◆ What is asked ◆
Return the records that follow unaltered. Omit every picture.

◆ Supplied data ◆
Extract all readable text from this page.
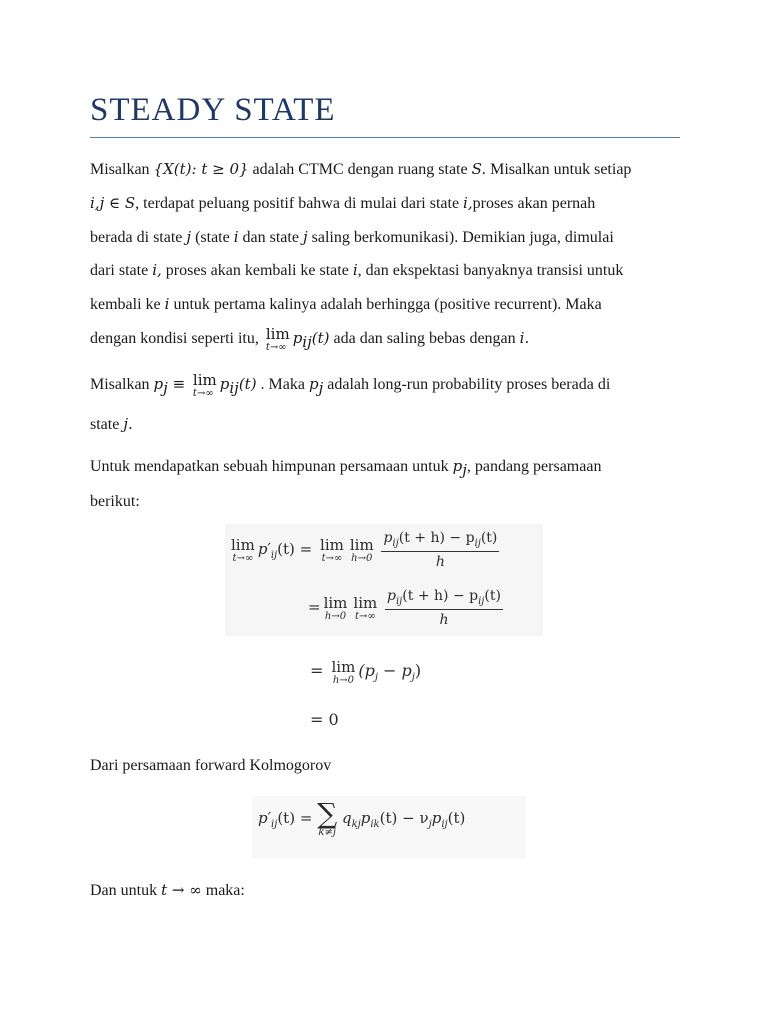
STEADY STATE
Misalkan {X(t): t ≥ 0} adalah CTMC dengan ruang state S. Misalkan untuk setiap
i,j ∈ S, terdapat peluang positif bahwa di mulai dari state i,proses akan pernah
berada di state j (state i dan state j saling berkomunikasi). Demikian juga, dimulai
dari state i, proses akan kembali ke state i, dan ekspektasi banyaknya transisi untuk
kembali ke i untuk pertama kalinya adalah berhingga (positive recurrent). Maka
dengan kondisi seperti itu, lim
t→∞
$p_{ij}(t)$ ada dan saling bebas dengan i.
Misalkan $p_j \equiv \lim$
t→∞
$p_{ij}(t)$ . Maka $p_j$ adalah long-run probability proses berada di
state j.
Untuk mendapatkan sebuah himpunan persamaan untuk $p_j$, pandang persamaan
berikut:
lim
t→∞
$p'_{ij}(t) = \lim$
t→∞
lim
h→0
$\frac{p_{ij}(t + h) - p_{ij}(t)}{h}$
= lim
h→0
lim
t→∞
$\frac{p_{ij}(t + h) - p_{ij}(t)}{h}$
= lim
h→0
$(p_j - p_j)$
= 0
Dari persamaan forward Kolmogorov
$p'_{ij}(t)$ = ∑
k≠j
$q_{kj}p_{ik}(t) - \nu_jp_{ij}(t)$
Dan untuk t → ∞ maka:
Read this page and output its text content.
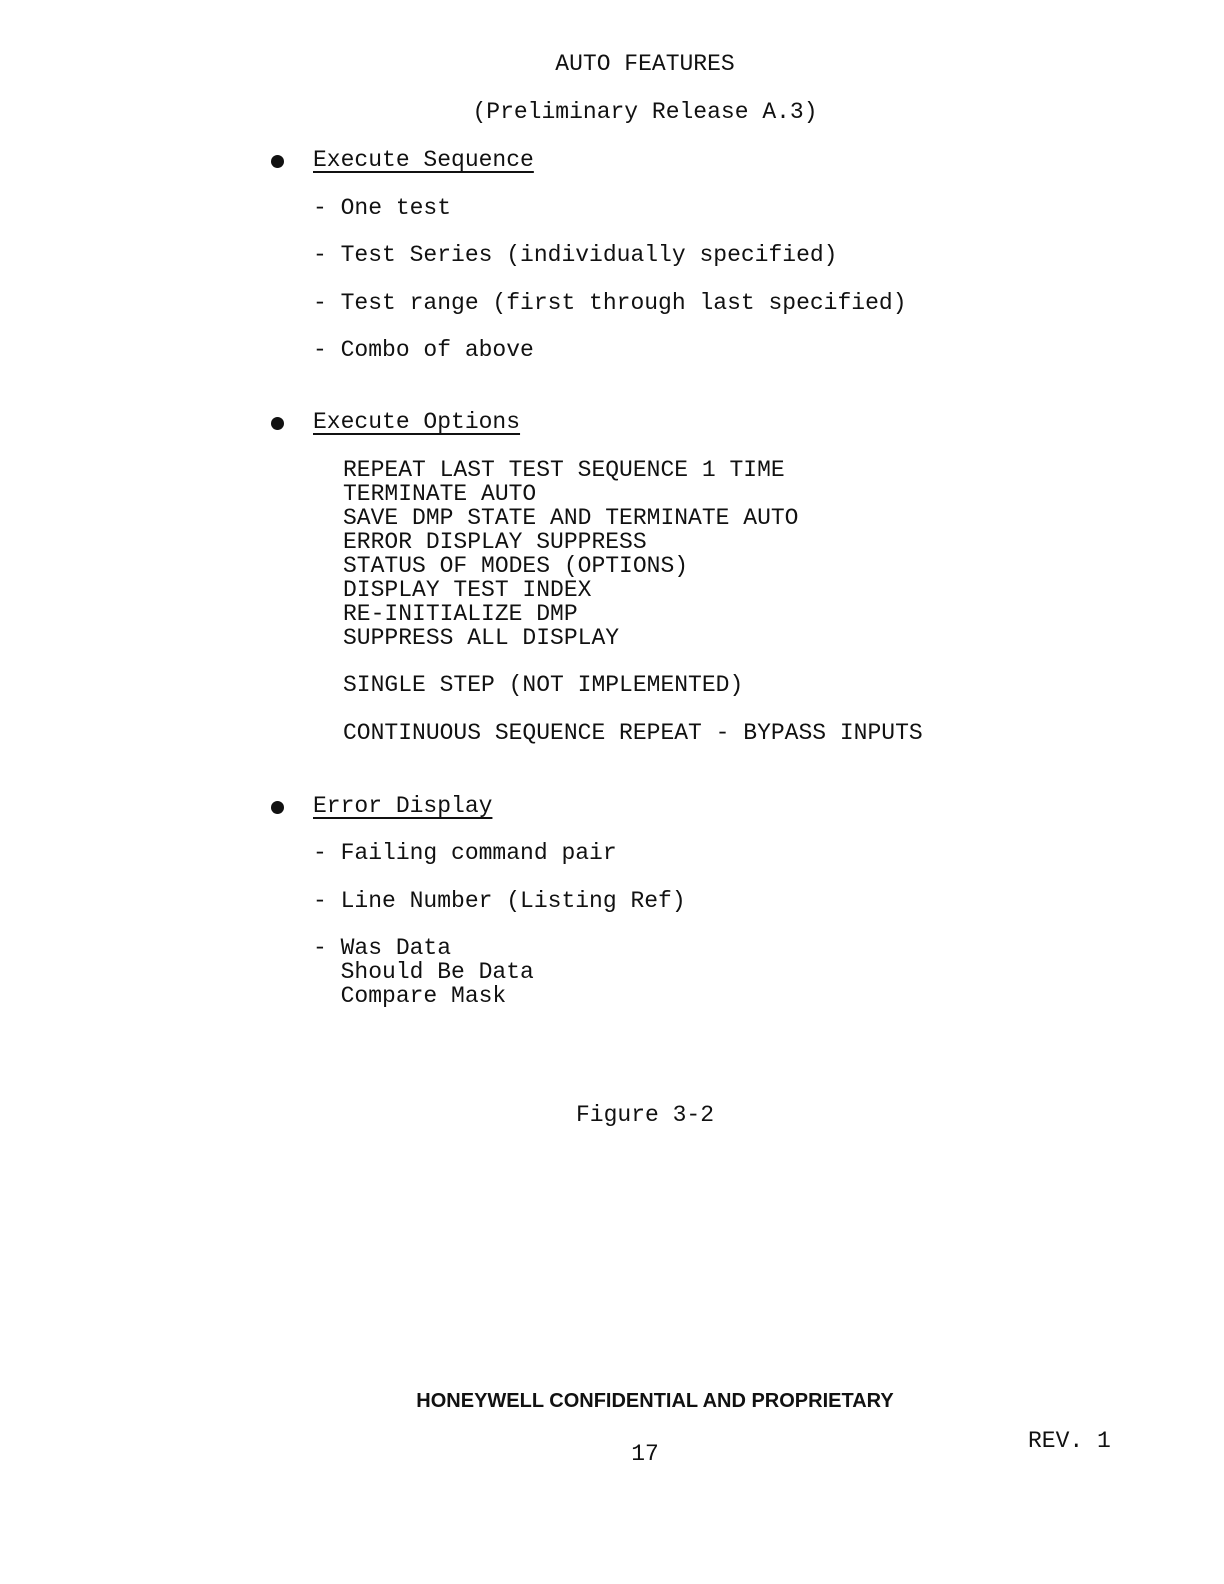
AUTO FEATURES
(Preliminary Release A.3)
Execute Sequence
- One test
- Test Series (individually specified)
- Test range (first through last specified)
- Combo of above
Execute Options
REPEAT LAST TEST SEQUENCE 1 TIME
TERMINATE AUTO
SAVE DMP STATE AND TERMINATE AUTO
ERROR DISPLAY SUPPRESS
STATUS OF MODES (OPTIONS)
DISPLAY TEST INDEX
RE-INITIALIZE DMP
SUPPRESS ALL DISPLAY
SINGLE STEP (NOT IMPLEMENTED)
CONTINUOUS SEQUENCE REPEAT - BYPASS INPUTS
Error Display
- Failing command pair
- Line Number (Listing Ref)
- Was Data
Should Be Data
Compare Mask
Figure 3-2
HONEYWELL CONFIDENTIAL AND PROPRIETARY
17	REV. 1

◆ Result below ◆
Extract all readable text from this page.
STEADY STATE
Misalkan {X(t): t ≥ 0} adalah CTMC dengan ruang state S. Misalkan untuk setiap
i,j ∈ S, terdapat peluang positif bahwa di mulai dari state i,proses akan pernah
berada di state j (state i dan state j saling berkomunikasi). Demikian juga, dimulai
dari state i, proses akan kembali ke state i, dan ekspektasi banyaknya transisi untuk
kembali ke i untuk pertama kalinya adalah berhingga (positive recurrent). Maka
dengan kondisi seperti itu, lim
t→∞
$p_{ij}(t)$ ada dan saling bebas dengan i.
Misalkan $p_j \equiv \lim$
t→∞
$p_{ij}(t)$ . Maka $p_j$ adalah long-run probability proses berada di
state j.
Untuk mendapatkan sebuah himpunan persamaan untuk $p_j$, pandang persamaan
berikut:
lim
t→∞
$p'_{ij}(t) = \lim$
t→∞
lim
h→0
$\frac{p_{ij}(t + h) - p_{ij}(t)}{h}$
= lim
h→0
lim
t→∞
$\frac{p_{ij}(t + h) - p_{ij}(t)}{h}$
= lim
h→0
$(p_j - p_j)$
= 0
Dari persamaan forward Kolmogorov
$p'_{ij}(t)$ = ∑
k≠j
$q_{kj}p_{ik}(t) - \nu_jp_{ij}(t)$
Dan untuk t → ∞ maka:
Read this page and output its text content.
AUTO FEATURES
(Preliminary Release A.3)
Execute Sequence
- One test
- Test Series (individually specified)
- Test range (first through last specified)
- Combo of above
Execute Options
REPEAT LAST TEST SEQUENCE 1 TIME
TERMINATE AUTO
SAVE DMP STATE AND TERMINATE AUTO
ERROR DISPLAY SUPPRESS
STATUS OF MODES (OPTIONS)
DISPLAY TEST INDEX
RE-INITIALIZE DMP
SUPPRESS ALL DISPLAY
SINGLE STEP (NOT IMPLEMENTED)
CONTINUOUS SEQUENCE REPEAT - BYPASS INPUTS
Error Display
- Failing command pair
- Line Number (Listing Ref)
- Was Data
Should Be Data
Compare Mask
Figure 3-2
HONEYWELL CONFIDENTIAL AND PROPRIETARY
17	REV. 1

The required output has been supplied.